> **The problem**:
What follows is a listing to be transcribed exactly.

........

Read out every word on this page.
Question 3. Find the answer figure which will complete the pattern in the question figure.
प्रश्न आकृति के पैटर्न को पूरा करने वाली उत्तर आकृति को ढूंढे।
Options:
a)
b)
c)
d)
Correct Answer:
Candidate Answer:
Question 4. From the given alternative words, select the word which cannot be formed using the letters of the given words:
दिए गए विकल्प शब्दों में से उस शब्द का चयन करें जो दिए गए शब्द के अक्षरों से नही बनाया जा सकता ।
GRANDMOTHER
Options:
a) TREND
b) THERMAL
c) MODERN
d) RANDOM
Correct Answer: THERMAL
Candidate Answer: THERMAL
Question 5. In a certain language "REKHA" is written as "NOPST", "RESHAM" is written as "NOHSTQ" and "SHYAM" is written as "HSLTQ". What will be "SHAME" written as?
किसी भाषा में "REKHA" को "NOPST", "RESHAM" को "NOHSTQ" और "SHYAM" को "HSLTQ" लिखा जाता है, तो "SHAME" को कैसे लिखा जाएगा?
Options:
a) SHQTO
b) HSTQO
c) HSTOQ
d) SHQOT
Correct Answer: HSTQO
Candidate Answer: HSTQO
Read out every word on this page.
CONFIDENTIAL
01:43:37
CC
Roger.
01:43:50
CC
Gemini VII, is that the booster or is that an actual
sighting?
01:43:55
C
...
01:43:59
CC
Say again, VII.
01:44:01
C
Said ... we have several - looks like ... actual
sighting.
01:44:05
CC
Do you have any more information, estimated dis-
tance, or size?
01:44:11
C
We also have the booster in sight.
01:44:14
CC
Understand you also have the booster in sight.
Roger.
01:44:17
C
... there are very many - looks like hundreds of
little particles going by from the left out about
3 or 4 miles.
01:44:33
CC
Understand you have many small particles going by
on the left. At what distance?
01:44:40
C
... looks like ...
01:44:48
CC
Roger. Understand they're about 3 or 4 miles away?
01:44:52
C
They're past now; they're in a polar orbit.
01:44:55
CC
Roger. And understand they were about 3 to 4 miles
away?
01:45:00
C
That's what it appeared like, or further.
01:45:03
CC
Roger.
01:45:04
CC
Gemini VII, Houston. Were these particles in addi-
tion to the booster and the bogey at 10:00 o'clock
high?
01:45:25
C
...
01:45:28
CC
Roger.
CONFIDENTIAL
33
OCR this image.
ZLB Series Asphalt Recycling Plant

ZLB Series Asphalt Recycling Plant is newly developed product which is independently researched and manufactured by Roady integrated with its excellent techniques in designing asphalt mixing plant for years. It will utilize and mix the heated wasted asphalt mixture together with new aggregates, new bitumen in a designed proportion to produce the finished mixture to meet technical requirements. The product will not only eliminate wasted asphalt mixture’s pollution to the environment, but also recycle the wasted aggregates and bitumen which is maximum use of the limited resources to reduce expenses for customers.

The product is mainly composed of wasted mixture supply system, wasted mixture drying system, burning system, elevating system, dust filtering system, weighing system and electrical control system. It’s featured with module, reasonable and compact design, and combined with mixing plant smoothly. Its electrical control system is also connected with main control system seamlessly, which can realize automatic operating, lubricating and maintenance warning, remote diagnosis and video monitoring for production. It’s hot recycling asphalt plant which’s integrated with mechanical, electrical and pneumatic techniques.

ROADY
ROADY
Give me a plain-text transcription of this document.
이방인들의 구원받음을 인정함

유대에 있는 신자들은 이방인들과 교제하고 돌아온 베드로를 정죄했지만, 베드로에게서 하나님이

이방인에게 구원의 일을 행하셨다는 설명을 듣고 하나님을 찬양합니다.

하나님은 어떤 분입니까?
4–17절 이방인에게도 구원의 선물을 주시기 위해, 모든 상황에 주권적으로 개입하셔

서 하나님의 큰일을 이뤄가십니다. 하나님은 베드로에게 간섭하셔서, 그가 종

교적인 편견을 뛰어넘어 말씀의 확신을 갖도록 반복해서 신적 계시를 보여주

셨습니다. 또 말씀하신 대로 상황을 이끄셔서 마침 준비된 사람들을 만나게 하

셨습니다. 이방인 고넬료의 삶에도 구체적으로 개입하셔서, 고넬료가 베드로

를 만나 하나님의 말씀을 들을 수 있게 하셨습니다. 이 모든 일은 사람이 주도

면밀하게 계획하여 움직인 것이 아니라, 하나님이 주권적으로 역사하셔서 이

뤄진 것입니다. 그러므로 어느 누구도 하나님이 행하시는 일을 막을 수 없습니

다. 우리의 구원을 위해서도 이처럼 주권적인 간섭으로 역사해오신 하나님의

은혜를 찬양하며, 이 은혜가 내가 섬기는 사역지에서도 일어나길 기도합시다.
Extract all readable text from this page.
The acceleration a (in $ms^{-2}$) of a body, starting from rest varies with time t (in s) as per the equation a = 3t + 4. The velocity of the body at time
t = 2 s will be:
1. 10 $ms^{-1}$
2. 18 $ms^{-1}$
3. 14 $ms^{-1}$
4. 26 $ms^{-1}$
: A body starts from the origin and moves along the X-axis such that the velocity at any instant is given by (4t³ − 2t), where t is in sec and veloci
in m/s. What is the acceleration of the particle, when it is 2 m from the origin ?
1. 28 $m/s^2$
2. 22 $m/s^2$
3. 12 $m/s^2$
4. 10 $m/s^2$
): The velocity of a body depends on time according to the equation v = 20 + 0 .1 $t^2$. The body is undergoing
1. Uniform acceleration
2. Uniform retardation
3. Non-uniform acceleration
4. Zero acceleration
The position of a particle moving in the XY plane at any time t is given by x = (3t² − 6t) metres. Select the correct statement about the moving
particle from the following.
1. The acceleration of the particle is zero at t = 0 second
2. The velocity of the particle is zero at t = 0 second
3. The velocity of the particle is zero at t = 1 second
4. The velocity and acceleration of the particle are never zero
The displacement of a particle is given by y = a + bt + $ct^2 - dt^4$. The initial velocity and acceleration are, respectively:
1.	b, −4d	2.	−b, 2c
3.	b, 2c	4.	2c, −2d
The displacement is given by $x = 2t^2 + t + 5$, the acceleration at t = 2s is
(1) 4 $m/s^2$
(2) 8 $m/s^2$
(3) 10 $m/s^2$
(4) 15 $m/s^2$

........

> **Solved problem**:
Read out every word on this page.
Question 3. Find the answer figure which will complete the pattern in the question figure.
प्रश्न आकृति के पैटर्न को पूरा करने वाली उत्तर आकृति को ढूंढे।
Options:
a)
b)
c)
d)
Correct Answer:
Candidate Answer:
Question 4. From the given alternative words, select the word which cannot be formed using the letters of the given words:
दिए गए विकल्प शब्दों में से उस शब्द का चयन करें जो दिए गए शब्द के अक्षरों से नही बनाया जा सकता ।
GRANDMOTHER
Options:
a) TREND
b) THERMAL
c) MODERN
d) RANDOM
Correct Answer: THERMAL
Candidate Answer: THERMAL
Question 5. In a certain language "REKHA" is written as "NOPST", "RESHAM" is written as "NOHSTQ" and "SHYAM" is written as "HSLTQ". What will be "SHAME" written as?
किसी भाषा में "REKHA" को "NOPST", "RESHAM" को "NOHSTQ" और "SHYAM" को "HSLTQ" लिखा जाता है, तो "SHAME" को कैसे लिखा जाएगा?
Options:
a) SHQTO
b) HSTQO
c) HSTOQ
d) SHQOT
Correct Answer: HSTQO
Candidate Answer: HSTQO
Read out every word on this page.
CONFIDENTIAL
01:43:37
CC
Roger.
01:43:50
CC
Gemini VII, is that the booster or is that an actual
sighting?
01:43:55
C
...
01:43:59
CC
Say again, VII.
01:44:01
C
Said ... we have several - looks like ... actual
sighting.
01:44:05
CC
Do you have any more information, estimated dis-
tance, or size?
01:44:11
C
We also have the booster in sight.
01:44:14
CC
Understand you also have the booster in sight.
Roger.
01:44:17
C
... there are very many - looks like hundreds of
little particles going by from the left out about
3 or 4 miles.
01:44:33
CC
Understand you have many small particles going by
on the left. At what distance?
01:44:40
C
... looks like ...
01:44:48
CC
Roger. Understand they're about 3 or 4 miles away?
01:44:52
C
They're past now; they're in a polar orbit.
01:44:55
CC
Roger. And understand they were about 3 to 4 miles
away?
01:45:00
C
That's what it appeared like, or further.
01:45:03
CC
Roger.
01:45:04
CC
Gemini VII, Houston. Were these particles in addi-
tion to the booster and the bogey at 10:00 o'clock
high?
01:45:25
C
...
01:45:28
CC
Roger.
CONFIDENTIAL
33
OCR this image.
ZLB Series Asphalt Recycling Plant

ZLB Series Asphalt Recycling Plant is newly developed product which is independently researched and manufactured by Roady integrated with its excellent techniques in designing asphalt mixing plant for years. It will utilize and mix the heated wasted asphalt mixture together with new aggregates, new bitumen in a designed proportion to produce the finished mixture to meet technical requirements. The product will not only eliminate wasted asphalt mixture’s pollution to the environment, but also recycle the wasted aggregates and bitumen which is maximum use of the limited resources to reduce expenses for customers.

The product is mainly composed of wasted mixture supply system, wasted mixture drying system, burning system, elevating system, dust filtering system, weighing system and electrical control system. It’s featured with module, reasonable and compact design, and combined with mixing plant smoothly. Its electrical control system is also connected with main control system seamlessly, which can realize automatic operating, lubricating and maintenance warning, remote diagnosis and video monitoring for production. It’s hot recycling asphalt plant which’s integrated with mechanical, electrical and pneumatic techniques.

ROADY
ROADY
Give me a plain-text transcription of this document.
이방인들의 구원받음을 인정함

유대에 있는 신자들은 이방인들과 교제하고 돌아온 베드로를 정죄했지만, 베드로에게서 하나님이

이방인에게 구원의 일을 행하셨다는 설명을 듣고 하나님을 찬양합니다.

하나님은 어떤 분입니까?
4–17절 이방인에게도 구원의 선물을 주시기 위해, 모든 상황에 주권적으로 개입하셔

서 하나님의 큰일을 이뤄가십니다. 하나님은 베드로에게 간섭하셔서, 그가 종

교적인 편견을 뛰어넘어 말씀의 확신을 갖도록 반복해서 신적 계시를 보여주

셨습니다. 또 말씀하신 대로 상황을 이끄셔서 마침 준비된 사람들을 만나게 하

셨습니다. 이방인 고넬료의 삶에도 구체적으로 개입하셔서, 고넬료가 베드로

를 만나 하나님의 말씀을 들을 수 있게 하셨습니다. 이 모든 일은 사람이 주도

면밀하게 계획하여 움직인 것이 아니라, 하나님이 주권적으로 역사하셔서 이

뤄진 것입니다. 그러므로 어느 누구도 하나님이 행하시는 일을 막을 수 없습니

다. 우리의 구원을 위해서도 이처럼 주권적인 간섭으로 역사해오신 하나님의

은혜를 찬양하며, 이 은혜가 내가 섬기는 사역지에서도 일어나길 기도합시다.
Extract all readable text from this page.
The acceleration a (in $ms^{-2}$) of a body, starting from rest varies with time t (in s) as per the equation a = 3t + 4. The velocity of the body at time
t = 2 s will be:
1. 10 $ms^{-1}$
2. 18 $ms^{-1}$
3. 14 $ms^{-1}$
4. 26 $ms^{-1}$
: A body starts from the origin and moves along the X-axis such that the velocity at any instant is given by (4t³ − 2t), where t is in sec and veloci
in m/s. What is the acceleration of the particle, when it is 2 m from the origin ?
1. 28 $m/s^2$
2. 22 $m/s^2$
3. 12 $m/s^2$
4. 10 $m/s^2$
): The velocity of a body depends on time according to the equation v = 20 + 0 .1 $t^2$. The body is undergoing
1. Uniform acceleration
2. Uniform retardation
3. Non-uniform acceleration
4. Zero acceleration
The position of a particle moving in the XY plane at any time t is given by x = (3t² − 6t) metres. Select the correct statement about the moving
particle from the following.
1. The acceleration of the particle is zero at t = 0 second
2. The velocity of the particle is zero at t = 0 second
3. The velocity of the particle is zero at t = 1 second
4. The velocity and acceleration of the particle are never zero
The displacement of a particle is given by y = a + bt + $ct^2 - dt^4$. The initial velocity and acceleration are, respectively:
1.	b, −4d	2.	−b, 2c
3.	b, 2c	4.	2c, −2d
The displacement is given by $x = 2t^2 + t + 5$, the acceleration at t = 2s is
(1) 4 $m/s^2$
(2) 8 $m/s^2$
(3) 10 $m/s^2$
(4) 15 $m/s^2$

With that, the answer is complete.